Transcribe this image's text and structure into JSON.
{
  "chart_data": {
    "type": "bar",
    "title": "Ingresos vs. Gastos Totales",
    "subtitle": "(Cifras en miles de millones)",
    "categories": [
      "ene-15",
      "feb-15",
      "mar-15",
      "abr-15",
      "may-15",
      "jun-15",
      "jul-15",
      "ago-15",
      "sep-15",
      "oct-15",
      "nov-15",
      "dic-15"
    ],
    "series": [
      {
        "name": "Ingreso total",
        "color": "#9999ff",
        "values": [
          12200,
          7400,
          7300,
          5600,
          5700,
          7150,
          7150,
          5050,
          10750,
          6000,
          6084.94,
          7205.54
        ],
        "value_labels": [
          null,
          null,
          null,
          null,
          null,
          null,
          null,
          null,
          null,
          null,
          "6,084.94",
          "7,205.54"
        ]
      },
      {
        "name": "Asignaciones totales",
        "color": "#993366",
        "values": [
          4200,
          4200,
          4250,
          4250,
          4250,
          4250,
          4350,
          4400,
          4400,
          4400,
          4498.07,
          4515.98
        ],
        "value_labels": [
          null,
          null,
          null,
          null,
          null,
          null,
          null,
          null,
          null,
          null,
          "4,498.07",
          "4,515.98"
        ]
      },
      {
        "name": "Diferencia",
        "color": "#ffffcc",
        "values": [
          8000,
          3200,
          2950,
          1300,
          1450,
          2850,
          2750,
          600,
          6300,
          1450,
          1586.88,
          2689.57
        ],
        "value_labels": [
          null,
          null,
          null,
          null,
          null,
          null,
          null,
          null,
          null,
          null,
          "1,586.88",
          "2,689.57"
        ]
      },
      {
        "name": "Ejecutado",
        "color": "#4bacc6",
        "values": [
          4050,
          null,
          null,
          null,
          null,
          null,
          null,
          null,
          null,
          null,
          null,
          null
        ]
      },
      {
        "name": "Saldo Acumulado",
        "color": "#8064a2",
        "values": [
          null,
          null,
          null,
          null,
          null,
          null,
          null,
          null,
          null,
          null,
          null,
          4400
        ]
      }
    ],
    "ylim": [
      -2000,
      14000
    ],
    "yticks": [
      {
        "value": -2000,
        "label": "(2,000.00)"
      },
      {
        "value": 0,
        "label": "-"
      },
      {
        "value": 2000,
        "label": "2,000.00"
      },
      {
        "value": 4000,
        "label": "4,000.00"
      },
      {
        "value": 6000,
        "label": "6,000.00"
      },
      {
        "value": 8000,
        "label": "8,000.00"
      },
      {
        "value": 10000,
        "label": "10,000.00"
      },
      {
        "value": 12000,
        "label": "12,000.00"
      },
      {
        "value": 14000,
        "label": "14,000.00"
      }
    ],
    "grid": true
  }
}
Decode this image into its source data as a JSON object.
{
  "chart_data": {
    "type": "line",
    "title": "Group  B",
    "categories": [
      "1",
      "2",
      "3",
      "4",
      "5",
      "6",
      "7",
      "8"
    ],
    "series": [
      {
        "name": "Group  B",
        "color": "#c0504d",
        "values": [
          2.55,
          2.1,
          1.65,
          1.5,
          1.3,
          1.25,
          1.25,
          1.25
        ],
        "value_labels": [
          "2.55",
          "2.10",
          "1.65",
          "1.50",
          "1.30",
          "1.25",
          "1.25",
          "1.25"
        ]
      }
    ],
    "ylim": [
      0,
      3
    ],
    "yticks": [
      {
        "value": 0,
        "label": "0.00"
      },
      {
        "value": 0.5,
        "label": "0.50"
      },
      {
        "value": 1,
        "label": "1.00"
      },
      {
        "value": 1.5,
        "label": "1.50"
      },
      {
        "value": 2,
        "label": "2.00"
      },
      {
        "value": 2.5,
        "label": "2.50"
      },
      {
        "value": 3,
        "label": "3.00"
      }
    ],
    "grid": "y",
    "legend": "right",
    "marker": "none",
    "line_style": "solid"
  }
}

**Written instruction:**
The records above should be duplicated in full, exactly as given.

**Task result:**
Transcribe this image's text and structure into JSON.
{
  "chart_data": {
    "type": "bar",
    "title": "Ingresos vs. Gastos Totales",
    "subtitle": "(Cifras en miles de millones)",
    "categories": [
      "ene-15",
      "feb-15",
      "mar-15",
      "abr-15",
      "may-15",
      "jun-15",
      "jul-15",
      "ago-15",
      "sep-15",
      "oct-15",
      "nov-15",
      "dic-15"
    ],
    "series": [
      {
        "name": "Ingreso total",
        "color": "#9999ff",
        "values": [
          12200,
          7400,
          7300,
          5600,
          5700,
          7150,
          7150,
          5050,
          10750,
          6000,
          6084.94,
          7205.54
        ],
        "value_labels": [
          null,
          null,
          null,
          null,
          null,
          null,
          null,
          null,
          null,
          null,
          "6,084.94",
          "7,205.54"
        ]
      },
      {
        "name": "Asignaciones totales",
        "color": "#993366",
        "values": [
          4200,
          4200,
          4250,
          4250,
          4250,
          4250,
          4350,
          4400,
          4400,
          4400,
          4498.07,
          4515.98
        ],
        "value_labels": [
          null,
          null,
          null,
          null,
          null,
          null,
          null,
          null,
          null,
          null,
          "4,498.07",
          "4,515.98"
        ]
      },
      {
        "name": "Diferencia",
        "color": "#ffffcc",
        "values": [
          8000,
          3200,
          2950,
          1300,
          1450,
          2850,
          2750,
          600,
          6300,
          1450,
          1586.88,
          2689.57
        ],
        "value_labels": [
          null,
          null,
          null,
          null,
          null,
          null,
          null,
          null,
          null,
          null,
          "1,586.88",
          "2,689.57"
        ]
      },
      {
        "name": "Ejecutado",
        "color": "#4bacc6",
        "values": [
          4050,
          null,
          null,
          null,
          null,
          null,
          null,
          null,
          null,
          null,
          null,
          null
        ]
      },
      {
        "name": "Saldo Acumulado",
        "color": "#8064a2",
        "values": [
          null,
          null,
          null,
          null,
          null,
          null,
          null,
          null,
          null,
          null,
          null,
          4400
        ]
      }
    ],
    "ylim": [
      -2000,
      14000
    ],
    "yticks": [
      {
        "value": -2000,
        "label": "(2,000.00)"
      },
      {
        "value": 0,
        "label": "-"
      },
      {
        "value": 2000,
        "label": "2,000.00"
      },
      {
        "value": 4000,
        "label": "4,000.00"
      },
      {
        "value": 6000,
        "label": "6,000.00"
      },
      {
        "value": 8000,
        "label": "8,000.00"
      },
      {
        "value": 10000,
        "label": "10,000.00"
      },
      {
        "value": 12000,
        "label": "12,000.00"
      },
      {
        "value": 14000,
        "label": "14,000.00"
      }
    ],
    "grid": true
  }
}
Decode this image into its source data as a JSON object.
{
  "chart_data": {
    "type": "line",
    "title": "Group  B",
    "categories": [
      "1",
      "2",
      "3",
      "4",
      "5",
      "6",
      "7",
      "8"
    ],
    "series": [
      {
        "name": "Group  B",
        "color": "#c0504d",
        "values": [
          2.55,
          2.1,
          1.65,
          1.5,
          1.3,
          1.25,
          1.25,
          1.25
        ],
        "value_labels": [
          "2.55",
          "2.10",
          "1.65",
          "1.50",
          "1.30",
          "1.25",
          "1.25",
          "1.25"
        ]
      }
    ],
    "ylim": [
      0,
      3
    ],
    "yticks": [
      {
        "value": 0,
        "label": "0.00"
      },
      {
        "value": 0.5,
        "label": "0.50"
      },
      {
        "value": 1,
        "label": "1.00"
      },
      {
        "value": 1.5,
        "label": "1.50"
      },
      {
        "value": 2,
        "label": "2.00"
      },
      {
        "value": 2.5,
        "label": "2.50"
      },
      {
        "value": 3,
        "label": "3.00"
      }
    ],
    "grid": "y",
    "legend": "right",
    "marker": "none",
    "line_style": "solid"
  }
}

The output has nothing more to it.